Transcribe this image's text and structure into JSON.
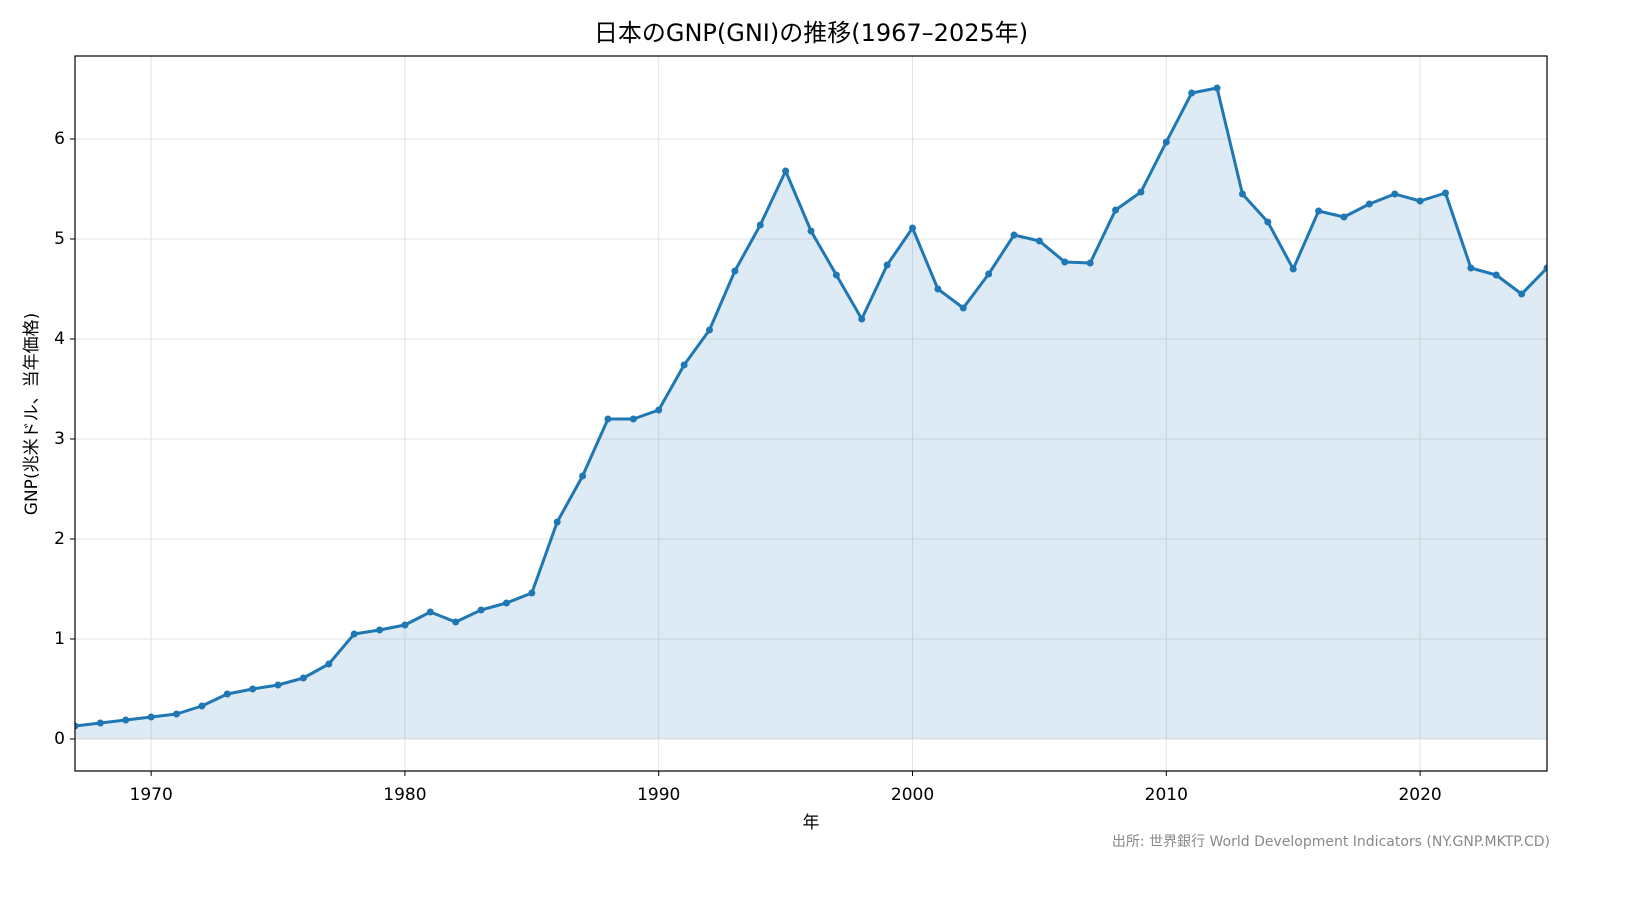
{
  "chart_data": {
    "type": "line",
    "title": "日本のGNP(GNI)の推移(1967–2025年)",
    "x_label": "年",
    "y_label": "GNP(兆米ドル、当年価格)",
    "source": "出所: 世界銀行 World Development Indicators (NY.GNP.MKTP.CD)",
    "x": [
      1967,
      1968,
      1969,
      1970,
      1971,
      1972,
      1973,
      1974,
      1975,
      1976,
      1977,
      1978,
      1979,
      1980,
      1981,
      1982,
      1983,
      1984,
      1985,
      1986,
      1987,
      1988,
      1989,
      1990,
      1991,
      1992,
      1993,
      1994,
      1995,
      1996,
      1997,
      1998,
      1999,
      2000,
      2001,
      2002,
      2003,
      2004,
      2005,
      2006,
      2007,
      2008,
      2009,
      2010,
      2011,
      2012,
      2013,
      2014,
      2015,
      2016,
      2017,
      2018,
      2019,
      2020,
      2021,
      2022,
      2023,
      2024,
      2025
    ],
    "series": [
      {
        "name": "GNP",
        "color": "#1f77b4",
        "values": [
          0.13,
          0.16,
          0.19,
          0.22,
          0.25,
          0.33,
          0.45,
          0.5,
          0.54,
          0.61,
          0.75,
          1.05,
          1.09,
          1.14,
          1.27,
          1.17,
          1.29,
          1.36,
          1.46,
          2.17,
          2.63,
          3.2,
          3.2,
          3.29,
          3.74,
          4.09,
          4.68,
          5.14,
          5.68,
          5.08,
          4.64,
          4.2,
          4.74,
          5.11,
          4.5,
          4.31,
          4.65,
          5.04,
          4.98,
          4.77,
          4.76,
          5.29,
          5.47,
          5.97,
          6.46,
          6.51,
          5.45,
          5.17,
          4.7,
          5.28,
          5.22,
          5.35,
          5.45,
          5.38,
          5.46,
          4.71,
          4.64,
          4.45,
          4.71
        ]
      }
    ],
    "xlim": [
      1967,
      2025
    ],
    "xticks": [
      1970,
      1980,
      1990,
      2000,
      2010,
      2020
    ],
    "ylim": [
      -0.32,
      6.83
    ],
    "yticks": [
      0,
      1,
      2,
      3,
      4,
      5,
      6
    ],
    "grid": true,
    "fill": true
  }
}
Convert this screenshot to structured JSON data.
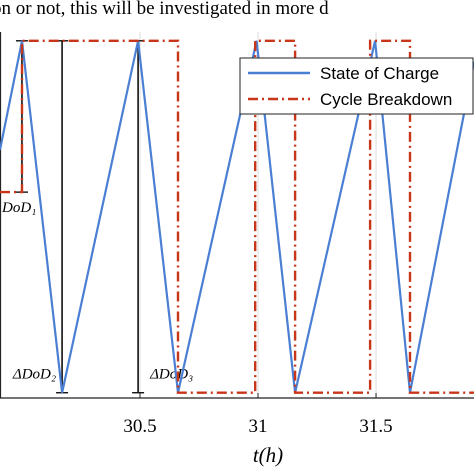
{
  "chart_data": {
    "type": "line",
    "text_above": "on or not, this will be investigated in more d",
    "x_label": "t(h)",
    "xlim": [
      29.907,
      31.915
    ],
    "ylim": [
      -0.015,
      1.025
    ],
    "xticks": [
      30.5,
      31,
      31.5
    ],
    "grid": true,
    "legend": "upper right",
    "series": [
      {
        "name": "State of Charge",
        "color": "#4a7fd4",
        "style": "solid",
        "x": [
          29.907,
          30.0,
          30.17,
          30.492,
          30.661,
          30.994,
          31.157,
          31.496,
          31.644,
          31.915
        ],
        "values": [
          0.69,
          1,
          0,
          1,
          0,
          1,
          0,
          1,
          0,
          0.94
        ]
      },
      {
        "name": "Cycle Breakdown",
        "color": "#c8361a",
        "style": "dashdot",
        "x": [
          29.907,
          30.0,
          30.0,
          30.661,
          30.661,
          30.988,
          30.988,
          31.157,
          31.157,
          31.475,
          31.475,
          31.644,
          31.644,
          31.915
        ],
        "values": [
          0.57,
          0.57,
          1,
          1,
          0,
          0,
          1,
          1,
          0,
          0,
          1,
          1,
          0,
          0
        ]
      }
    ],
    "annotations": [
      {
        "text": "DoD₁",
        "x": 30.0,
        "y": 0.57
      },
      {
        "text": "ΔDoD₂",
        "x": 30.17,
        "y": 0
      },
      {
        "text": "ΔDoD₃",
        "x": 30.492,
        "y": 0
      }
    ]
  }
}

***

Quote all of the entries word for word, omitting any pictures.

**THE RESULT:**
Transcribe this image's text and structure into JSON.
{
  "chart_data": {
    "type": "line",
    "title": "日本のGNP(GNI)の推移(1967–2025年)",
    "x_label": "年",
    "y_label": "GNP(兆米ドル、当年価格)",
    "source": "出所: 世界銀行 World Development Indicators (NY.GNP.MKTP.CD)",
    "x": [
      1967,
      1968,
      1969,
      1970,
      1971,
      1972,
      1973,
      1974,
      1975,
      1976,
      1977,
      1978,
      1979,
      1980,
      1981,
      1982,
      1983,
      1984,
      1985,
      1986,
      1987,
      1988,
      1989,
      1990,
      1991,
      1992,
      1993,
      1994,
      1995,
      1996,
      1997,
      1998,
      1999,
      2000,
      2001,
      2002,
      2003,
      2004,
      2005,
      2006,
      2007,
      2008,
      2009,
      2010,
      2011,
      2012,
      2013,
      2014,
      2015,
      2016,
      2017,
      2018,
      2019,
      2020,
      2021,
      2022,
      2023,
      2024,
      2025
    ],
    "series": [
      {
        "name": "GNP",
        "color": "#1f77b4",
        "values": [
          0.13,
          0.16,
          0.19,
          0.22,
          0.25,
          0.33,
          0.45,
          0.5,
          0.54,
          0.61,
          0.75,
          1.05,
          1.09,
          1.14,
          1.27,
          1.17,
          1.29,
          1.36,
          1.46,
          2.17,
          2.63,
          3.2,
          3.2,
          3.29,
          3.74,
          4.09,
          4.68,
          5.14,
          5.68,
          5.08,
          4.64,
          4.2,
          4.74,
          5.11,
          4.5,
          4.31,
          4.65,
          5.04,
          4.98,
          4.77,
          4.76,
          5.29,
          5.47,
          5.97,
          6.46,
          6.51,
          5.45,
          5.17,
          4.7,
          5.28,
          5.22,
          5.35,
          5.45,
          5.38,
          5.46,
          4.71,
          4.64,
          4.45,
          4.71
        ]
      }
    ],
    "xlim": [
      1967,
      2025
    ],
    "xticks": [
      1970,
      1980,
      1990,
      2000,
      2010,
      2020
    ],
    "ylim": [
      -0.32,
      6.83
    ],
    "yticks": [
      0,
      1,
      2,
      3,
      4,
      5,
      6
    ],
    "grid": true,
    "fill": true
  }
}
Convert this screenshot to structured JSON data.
{
  "chart_data": {
    "type": "line",
    "text_above": "on or not, this will be investigated in more d",
    "x_label": "t(h)",
    "xlim": [
      29.907,
      31.915
    ],
    "ylim": [
      -0.015,
      1.025
    ],
    "xticks": [
      30.5,
      31,
      31.5
    ],
    "grid": true,
    "legend": "upper right",
    "series": [
      {
        "name": "State of Charge",
        "color": "#4a7fd4",
        "style": "solid",
        "x": [
          29.907,
          30.0,
          30.17,
          30.492,
          30.661,
          30.994,
          31.157,
          31.496,
          31.644,
          31.915
        ],
        "values": [
          0.69,
          1,
          0,
          1,
          0,
          1,
          0,
          1,
          0,
          0.94
        ]
      },
      {
        "name": "Cycle Breakdown",
        "color": "#c8361a",
        "style": "dashdot",
        "x": [
          29.907,
          30.0,
          30.0,
          30.661,
          30.661,
          30.988,
          30.988,
          31.157,
          31.157,
          31.475,
          31.475,
          31.644,
          31.644,
          31.915
        ],
        "values": [
          0.57,
          0.57,
          1,
          1,
          0,
          0,
          1,
          1,
          0,
          0,
          1,
          1,
          0,
          0
        ]
      }
    ],
    "annotations": [
      {
        "text": "DoD₁",
        "x": 30.0,
        "y": 0.57
      },
      {
        "text": "ΔDoD₂",
        "x": 30.17,
        "y": 0
      },
      {
        "text": "ΔDoD₃",
        "x": 30.492,
        "y": 0
      }
    ]
  }
}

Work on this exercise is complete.